D’autre part, la référence à ce seul livre à l’article L. 300-1 n’apparaît pas totalement compatible avec le premier alinéa de l’article L. 300-4 du même code, qui fait clairement référence aux « opérations d’aménagement prévues par le présent code ».
La notion d’aménagement excède donc manifestement la notion de procédure de ZAC. Cette référence n’est pas sans impact sur le champ d’activité des sociétés publiques locales, outil de coopération publique-privée né d’une proposition de loi d’initiative sénatoriale adoptée à l’unanimité des deux assemblées parlementaires en 2010.
Cette rédaction est plus limitative que celle qui est prévue pour les sociétés publiques d’aménagement, les SPLA. En effet, les opérations d’aménagement accessibles aux SPL sont les opérations visées à l’article L. 300-1 du code de l’urbanisme, alors que les SPLA « sont compétentes pour réaliser toute opération d’aménagement au sens du présent code », en application de l’article L. 327-1 du code de l’urbanisme.
Par suite, et afin de ne pas entraver les actions des collectivités locales en matière d’aménagement, il apparaît nécessaire de lever toute ambiguïté entre ces deux dispositions, en harmonisant la rédaction des dispositions conférant tant aux SPL qu’aux SPLA la faculté de réaliser des opérations d’aménagement.
Cette modification équivaudra ainsi à restaurer, dans sa rédaction applicable jusqu’au 1er octobre 2007, le second alinéa de l’article L. 300-1 du code de l’urbanisme.
M. le président. Quel est l’avis de la commission ?
Mme Dominique Estrosi Sassone, rapporteur. Cette mesure pourrait effectivement avoir un impact juridique très important, la notion d’opérations d’aménagement figurant à l’article L. 300-1 du code de l’urbanisme servant de référence dans de très nombreux textes. Il convient d’être vigilant sur cette mesure qui entend revenir sur une disposition de l’ordonnance du 8 décembre 2005.

(Entrées de données enregistrées)
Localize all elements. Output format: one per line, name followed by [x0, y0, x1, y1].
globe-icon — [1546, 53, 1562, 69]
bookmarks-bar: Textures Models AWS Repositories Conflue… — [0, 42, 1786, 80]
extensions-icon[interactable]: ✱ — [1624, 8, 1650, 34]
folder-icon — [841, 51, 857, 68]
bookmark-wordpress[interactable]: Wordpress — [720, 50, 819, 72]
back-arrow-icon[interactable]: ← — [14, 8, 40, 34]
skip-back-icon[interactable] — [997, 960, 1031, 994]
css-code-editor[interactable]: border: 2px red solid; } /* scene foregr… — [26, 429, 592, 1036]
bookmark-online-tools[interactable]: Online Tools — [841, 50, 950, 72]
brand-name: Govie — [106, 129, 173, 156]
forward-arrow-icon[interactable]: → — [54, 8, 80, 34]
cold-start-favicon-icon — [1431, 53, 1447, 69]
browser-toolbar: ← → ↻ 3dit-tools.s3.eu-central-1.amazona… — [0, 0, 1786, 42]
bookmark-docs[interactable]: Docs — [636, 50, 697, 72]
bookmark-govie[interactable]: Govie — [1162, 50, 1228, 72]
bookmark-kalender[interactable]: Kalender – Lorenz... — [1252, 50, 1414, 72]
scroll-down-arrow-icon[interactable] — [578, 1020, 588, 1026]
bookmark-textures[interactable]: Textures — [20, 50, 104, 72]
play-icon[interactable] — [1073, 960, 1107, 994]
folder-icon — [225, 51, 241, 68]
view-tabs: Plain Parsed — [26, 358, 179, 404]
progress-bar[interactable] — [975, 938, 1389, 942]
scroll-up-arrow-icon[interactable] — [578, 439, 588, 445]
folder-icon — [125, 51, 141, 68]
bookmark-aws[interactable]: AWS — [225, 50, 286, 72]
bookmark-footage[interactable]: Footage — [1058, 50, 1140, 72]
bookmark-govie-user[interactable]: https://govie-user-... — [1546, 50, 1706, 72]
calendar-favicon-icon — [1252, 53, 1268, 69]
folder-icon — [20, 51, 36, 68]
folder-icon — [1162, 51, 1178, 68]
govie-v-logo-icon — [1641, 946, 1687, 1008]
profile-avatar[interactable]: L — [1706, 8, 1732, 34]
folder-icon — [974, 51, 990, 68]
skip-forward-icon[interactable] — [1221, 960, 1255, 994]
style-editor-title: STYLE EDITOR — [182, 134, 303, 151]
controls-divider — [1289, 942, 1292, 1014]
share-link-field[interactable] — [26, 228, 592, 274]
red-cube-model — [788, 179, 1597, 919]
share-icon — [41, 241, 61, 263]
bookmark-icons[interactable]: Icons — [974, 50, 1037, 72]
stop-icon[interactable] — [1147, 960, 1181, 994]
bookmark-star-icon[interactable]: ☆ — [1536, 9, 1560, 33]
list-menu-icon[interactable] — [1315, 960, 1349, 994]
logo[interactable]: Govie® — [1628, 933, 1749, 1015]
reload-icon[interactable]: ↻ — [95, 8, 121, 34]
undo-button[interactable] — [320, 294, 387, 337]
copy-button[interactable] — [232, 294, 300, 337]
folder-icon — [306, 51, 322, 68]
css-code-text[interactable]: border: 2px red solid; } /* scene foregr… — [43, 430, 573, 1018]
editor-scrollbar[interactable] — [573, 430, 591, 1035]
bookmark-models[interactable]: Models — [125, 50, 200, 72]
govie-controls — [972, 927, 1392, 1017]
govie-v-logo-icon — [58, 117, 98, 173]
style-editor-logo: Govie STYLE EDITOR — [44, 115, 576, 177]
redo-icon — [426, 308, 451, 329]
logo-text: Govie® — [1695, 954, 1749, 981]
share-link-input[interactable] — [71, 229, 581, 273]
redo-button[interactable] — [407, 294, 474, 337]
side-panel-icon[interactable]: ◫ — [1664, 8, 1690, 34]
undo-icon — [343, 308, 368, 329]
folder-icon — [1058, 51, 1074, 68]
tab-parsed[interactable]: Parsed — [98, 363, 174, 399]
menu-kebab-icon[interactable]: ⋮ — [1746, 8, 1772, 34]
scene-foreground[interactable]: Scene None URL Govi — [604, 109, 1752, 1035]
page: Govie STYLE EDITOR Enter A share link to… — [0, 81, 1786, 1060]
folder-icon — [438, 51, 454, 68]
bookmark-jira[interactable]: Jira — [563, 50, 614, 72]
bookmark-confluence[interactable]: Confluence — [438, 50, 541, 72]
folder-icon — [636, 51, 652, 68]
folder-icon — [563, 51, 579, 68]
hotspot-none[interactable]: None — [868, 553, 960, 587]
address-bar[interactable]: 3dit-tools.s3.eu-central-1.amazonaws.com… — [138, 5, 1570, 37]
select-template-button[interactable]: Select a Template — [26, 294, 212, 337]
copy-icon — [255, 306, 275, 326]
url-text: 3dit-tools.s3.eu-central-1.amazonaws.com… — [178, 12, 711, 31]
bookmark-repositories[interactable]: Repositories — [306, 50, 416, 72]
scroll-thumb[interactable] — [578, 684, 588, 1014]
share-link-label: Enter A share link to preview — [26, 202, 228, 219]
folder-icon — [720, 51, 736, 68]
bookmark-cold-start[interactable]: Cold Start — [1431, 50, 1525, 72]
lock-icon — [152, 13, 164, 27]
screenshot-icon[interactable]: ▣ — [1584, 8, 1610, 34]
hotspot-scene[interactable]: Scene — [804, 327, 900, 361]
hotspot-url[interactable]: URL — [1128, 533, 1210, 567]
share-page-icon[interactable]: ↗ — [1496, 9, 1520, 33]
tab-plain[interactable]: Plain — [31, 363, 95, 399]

■ Consigne ■
Pouvez-vous recopier mot pour mot le passage du document allant de « Cette modification équivaudra » jusqu'à « 8 décembre 2005. » ? Ces données n'ont aucun lien avec le document.

■ Réponse complète ■
Cette modification équivaudra ainsi à restaurer, dans sa rédaction applicable jusqu’au 1er octobre 2007, le second alinéa de l’article L. 300-1 du code de l’urbanisme.
M. le président. Quel est l’avis de la commission ?
Mme Dominique Estrosi Sassone, rapporteur. Cette mesure pourrait effectivement avoir un impact juridique très important, la notion d’opérations d’aménagement figurant à l’article L. 300-1 du code de l’urbanisme servant de référence dans de très nombreux textes. Il convient d’être vigilant sur cette mesure qui entend revenir sur une disposition de l’ordonnance du 8 décembre 2005.